### Exercise requirements
Collect each line holding the string "image".

### Exercise inputs

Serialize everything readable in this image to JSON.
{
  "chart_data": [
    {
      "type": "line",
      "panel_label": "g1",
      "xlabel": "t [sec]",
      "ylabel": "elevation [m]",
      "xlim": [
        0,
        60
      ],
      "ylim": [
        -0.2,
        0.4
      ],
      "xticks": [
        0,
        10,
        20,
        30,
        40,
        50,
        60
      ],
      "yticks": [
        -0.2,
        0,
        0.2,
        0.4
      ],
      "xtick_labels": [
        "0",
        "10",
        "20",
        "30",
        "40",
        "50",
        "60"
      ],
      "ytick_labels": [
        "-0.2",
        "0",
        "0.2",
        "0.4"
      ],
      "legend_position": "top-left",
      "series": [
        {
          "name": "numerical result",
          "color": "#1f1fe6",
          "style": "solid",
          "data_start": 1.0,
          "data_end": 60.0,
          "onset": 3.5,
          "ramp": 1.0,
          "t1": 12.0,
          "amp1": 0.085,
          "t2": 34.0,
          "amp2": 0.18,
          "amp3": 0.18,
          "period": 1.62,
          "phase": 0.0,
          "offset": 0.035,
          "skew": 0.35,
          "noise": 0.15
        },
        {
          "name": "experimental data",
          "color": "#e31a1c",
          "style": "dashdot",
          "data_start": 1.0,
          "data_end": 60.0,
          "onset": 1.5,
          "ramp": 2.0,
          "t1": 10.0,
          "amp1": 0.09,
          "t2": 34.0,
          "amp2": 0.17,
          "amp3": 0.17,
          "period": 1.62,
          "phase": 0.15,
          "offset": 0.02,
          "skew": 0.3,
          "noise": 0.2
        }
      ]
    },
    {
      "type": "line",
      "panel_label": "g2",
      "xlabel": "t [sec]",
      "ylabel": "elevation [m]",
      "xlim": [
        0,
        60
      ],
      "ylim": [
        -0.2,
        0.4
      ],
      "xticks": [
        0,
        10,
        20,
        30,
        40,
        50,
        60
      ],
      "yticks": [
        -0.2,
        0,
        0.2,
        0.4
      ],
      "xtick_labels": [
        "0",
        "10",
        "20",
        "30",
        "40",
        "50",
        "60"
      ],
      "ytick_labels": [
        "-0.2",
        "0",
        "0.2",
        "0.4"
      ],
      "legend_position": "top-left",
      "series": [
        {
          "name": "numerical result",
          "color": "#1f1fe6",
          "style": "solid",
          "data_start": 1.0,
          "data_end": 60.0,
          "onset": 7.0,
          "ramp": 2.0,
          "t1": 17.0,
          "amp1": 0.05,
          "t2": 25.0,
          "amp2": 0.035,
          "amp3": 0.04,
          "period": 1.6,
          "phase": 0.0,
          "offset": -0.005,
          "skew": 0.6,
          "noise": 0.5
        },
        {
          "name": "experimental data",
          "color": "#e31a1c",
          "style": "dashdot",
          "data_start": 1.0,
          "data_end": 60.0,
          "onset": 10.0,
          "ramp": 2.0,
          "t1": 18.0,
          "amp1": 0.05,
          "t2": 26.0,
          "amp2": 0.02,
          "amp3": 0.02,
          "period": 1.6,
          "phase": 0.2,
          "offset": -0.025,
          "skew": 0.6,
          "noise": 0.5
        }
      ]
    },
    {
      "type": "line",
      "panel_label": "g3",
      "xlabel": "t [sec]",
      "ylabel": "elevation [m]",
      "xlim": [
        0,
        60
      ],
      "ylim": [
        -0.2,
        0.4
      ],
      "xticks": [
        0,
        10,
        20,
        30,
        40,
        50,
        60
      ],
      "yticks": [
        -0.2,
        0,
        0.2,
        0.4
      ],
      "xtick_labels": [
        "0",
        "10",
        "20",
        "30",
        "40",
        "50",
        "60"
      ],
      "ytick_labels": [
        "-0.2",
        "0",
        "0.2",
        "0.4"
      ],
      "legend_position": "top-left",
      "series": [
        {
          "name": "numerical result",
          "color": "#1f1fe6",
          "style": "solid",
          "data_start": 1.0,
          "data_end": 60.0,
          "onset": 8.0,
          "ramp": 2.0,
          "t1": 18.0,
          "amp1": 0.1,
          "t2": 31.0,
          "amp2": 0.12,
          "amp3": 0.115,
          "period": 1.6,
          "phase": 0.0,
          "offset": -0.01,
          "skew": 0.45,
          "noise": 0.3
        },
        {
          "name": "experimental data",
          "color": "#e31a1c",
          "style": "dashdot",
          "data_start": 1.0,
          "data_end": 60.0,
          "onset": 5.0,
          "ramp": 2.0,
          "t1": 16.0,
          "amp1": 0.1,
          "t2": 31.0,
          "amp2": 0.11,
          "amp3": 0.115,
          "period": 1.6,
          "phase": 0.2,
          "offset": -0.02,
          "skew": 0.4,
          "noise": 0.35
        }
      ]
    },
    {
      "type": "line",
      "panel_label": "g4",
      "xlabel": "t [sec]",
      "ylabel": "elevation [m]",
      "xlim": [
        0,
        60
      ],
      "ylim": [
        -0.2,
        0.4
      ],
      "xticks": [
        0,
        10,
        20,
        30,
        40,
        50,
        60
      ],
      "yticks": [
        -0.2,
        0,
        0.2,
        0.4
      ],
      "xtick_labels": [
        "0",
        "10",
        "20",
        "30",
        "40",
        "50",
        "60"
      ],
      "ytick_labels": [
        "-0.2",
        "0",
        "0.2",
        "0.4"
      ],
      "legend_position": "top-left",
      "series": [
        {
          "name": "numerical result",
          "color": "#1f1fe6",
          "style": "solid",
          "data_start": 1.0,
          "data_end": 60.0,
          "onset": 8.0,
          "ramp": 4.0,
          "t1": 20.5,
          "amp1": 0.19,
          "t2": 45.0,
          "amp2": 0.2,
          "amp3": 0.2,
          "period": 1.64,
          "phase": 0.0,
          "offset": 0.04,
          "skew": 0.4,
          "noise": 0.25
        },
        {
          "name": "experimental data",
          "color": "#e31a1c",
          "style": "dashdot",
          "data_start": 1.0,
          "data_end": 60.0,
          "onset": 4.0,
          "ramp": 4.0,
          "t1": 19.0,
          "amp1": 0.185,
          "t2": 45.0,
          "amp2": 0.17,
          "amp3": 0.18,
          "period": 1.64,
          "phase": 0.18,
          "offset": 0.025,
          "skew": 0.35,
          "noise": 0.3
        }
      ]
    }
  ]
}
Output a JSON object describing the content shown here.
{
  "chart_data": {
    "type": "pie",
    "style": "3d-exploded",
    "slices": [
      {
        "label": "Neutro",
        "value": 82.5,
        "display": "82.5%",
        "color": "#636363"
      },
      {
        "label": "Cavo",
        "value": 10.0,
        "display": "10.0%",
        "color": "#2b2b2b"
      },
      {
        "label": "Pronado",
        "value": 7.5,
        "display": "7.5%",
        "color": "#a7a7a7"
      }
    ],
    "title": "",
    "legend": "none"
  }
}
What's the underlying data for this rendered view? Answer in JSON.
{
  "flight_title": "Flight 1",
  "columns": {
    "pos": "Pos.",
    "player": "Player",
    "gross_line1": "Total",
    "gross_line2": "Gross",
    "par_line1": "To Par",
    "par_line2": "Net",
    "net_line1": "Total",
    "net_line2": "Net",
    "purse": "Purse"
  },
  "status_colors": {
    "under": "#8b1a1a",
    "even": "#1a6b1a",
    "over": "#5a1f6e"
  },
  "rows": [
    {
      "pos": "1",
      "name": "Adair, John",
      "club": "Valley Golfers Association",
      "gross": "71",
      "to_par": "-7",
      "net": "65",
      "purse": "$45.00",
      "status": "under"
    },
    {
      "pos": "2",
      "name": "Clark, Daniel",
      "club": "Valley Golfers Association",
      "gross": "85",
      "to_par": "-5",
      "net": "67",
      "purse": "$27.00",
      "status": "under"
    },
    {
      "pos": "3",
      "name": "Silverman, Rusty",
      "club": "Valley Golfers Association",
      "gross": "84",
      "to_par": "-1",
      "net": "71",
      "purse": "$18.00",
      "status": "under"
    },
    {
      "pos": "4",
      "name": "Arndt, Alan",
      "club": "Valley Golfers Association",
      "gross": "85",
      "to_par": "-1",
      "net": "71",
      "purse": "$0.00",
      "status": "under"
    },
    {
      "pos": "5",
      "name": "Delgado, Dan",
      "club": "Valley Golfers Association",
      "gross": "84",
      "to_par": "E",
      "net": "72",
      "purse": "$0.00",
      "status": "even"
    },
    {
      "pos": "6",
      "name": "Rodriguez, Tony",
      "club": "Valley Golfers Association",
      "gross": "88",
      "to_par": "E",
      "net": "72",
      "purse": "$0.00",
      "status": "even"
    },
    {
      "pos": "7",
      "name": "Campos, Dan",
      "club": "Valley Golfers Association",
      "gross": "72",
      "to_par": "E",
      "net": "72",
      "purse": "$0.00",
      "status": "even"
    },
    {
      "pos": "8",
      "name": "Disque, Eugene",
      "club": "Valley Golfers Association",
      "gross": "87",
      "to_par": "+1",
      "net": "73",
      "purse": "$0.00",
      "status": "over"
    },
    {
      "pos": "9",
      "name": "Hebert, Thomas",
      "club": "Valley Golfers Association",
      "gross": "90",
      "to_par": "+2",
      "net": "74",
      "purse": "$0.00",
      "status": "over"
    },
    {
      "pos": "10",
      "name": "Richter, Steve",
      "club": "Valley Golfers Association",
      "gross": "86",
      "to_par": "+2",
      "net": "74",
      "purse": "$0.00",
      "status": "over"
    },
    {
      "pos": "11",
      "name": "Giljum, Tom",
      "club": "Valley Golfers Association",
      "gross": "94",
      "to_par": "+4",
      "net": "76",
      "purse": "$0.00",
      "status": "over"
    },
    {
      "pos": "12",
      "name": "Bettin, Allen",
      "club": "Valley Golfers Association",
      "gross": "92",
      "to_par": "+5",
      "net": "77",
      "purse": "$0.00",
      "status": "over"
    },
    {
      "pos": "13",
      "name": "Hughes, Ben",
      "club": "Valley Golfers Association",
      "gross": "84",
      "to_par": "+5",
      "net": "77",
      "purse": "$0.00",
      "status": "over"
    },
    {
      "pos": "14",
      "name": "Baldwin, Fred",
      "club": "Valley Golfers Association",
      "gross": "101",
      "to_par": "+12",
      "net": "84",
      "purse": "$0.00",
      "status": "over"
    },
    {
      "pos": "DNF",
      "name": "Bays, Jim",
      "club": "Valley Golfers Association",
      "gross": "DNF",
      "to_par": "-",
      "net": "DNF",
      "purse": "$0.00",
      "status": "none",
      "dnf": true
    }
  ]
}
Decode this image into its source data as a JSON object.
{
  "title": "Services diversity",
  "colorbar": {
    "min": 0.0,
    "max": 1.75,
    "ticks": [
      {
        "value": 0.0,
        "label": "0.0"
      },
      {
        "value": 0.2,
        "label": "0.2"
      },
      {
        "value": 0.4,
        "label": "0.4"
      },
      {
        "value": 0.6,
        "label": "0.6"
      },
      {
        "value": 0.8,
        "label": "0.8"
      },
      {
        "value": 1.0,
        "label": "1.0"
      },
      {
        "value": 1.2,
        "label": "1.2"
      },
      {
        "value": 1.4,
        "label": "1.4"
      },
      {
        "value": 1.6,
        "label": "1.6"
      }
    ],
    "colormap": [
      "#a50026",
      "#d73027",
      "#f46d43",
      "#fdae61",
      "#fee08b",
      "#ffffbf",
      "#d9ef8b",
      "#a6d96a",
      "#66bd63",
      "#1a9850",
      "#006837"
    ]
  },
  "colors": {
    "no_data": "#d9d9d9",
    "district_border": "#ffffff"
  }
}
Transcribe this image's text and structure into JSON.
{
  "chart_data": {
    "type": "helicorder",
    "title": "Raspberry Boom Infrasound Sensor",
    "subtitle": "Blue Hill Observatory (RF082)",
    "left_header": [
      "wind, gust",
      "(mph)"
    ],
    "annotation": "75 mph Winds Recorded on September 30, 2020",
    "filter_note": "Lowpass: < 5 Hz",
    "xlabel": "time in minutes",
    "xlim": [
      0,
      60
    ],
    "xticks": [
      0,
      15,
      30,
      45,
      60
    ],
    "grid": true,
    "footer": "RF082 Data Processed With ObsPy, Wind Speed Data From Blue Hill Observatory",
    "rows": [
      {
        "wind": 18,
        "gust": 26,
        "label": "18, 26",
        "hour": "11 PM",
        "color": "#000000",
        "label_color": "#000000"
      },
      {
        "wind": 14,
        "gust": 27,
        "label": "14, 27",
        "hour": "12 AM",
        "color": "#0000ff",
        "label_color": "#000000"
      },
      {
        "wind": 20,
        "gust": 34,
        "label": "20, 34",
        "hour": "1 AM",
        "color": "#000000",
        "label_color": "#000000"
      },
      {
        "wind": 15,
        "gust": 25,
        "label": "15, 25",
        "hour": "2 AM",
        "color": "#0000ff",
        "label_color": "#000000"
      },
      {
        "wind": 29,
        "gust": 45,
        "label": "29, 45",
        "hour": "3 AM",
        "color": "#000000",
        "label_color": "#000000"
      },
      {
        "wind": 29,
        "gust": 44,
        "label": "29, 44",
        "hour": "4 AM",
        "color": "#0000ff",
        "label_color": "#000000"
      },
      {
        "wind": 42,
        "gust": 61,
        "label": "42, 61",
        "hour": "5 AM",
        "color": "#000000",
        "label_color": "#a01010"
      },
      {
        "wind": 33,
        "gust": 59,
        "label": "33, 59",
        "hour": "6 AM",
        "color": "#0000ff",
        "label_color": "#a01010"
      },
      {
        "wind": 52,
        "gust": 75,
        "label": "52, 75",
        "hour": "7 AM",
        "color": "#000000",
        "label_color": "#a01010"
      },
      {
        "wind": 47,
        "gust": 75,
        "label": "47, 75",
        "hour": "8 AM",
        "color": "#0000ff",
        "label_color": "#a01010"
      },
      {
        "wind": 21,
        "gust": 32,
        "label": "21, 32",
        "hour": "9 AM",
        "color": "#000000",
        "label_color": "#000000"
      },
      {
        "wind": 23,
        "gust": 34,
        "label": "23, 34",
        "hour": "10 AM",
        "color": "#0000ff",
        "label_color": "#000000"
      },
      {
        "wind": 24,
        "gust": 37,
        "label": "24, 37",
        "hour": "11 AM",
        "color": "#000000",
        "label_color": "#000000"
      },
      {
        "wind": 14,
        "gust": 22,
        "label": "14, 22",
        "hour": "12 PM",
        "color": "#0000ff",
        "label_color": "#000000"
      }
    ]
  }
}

### Task result
Serialize everything readable in this image to JSON.
Decode this image into its source data as a JSON object.
Transcribe this image's text and structure into JSON.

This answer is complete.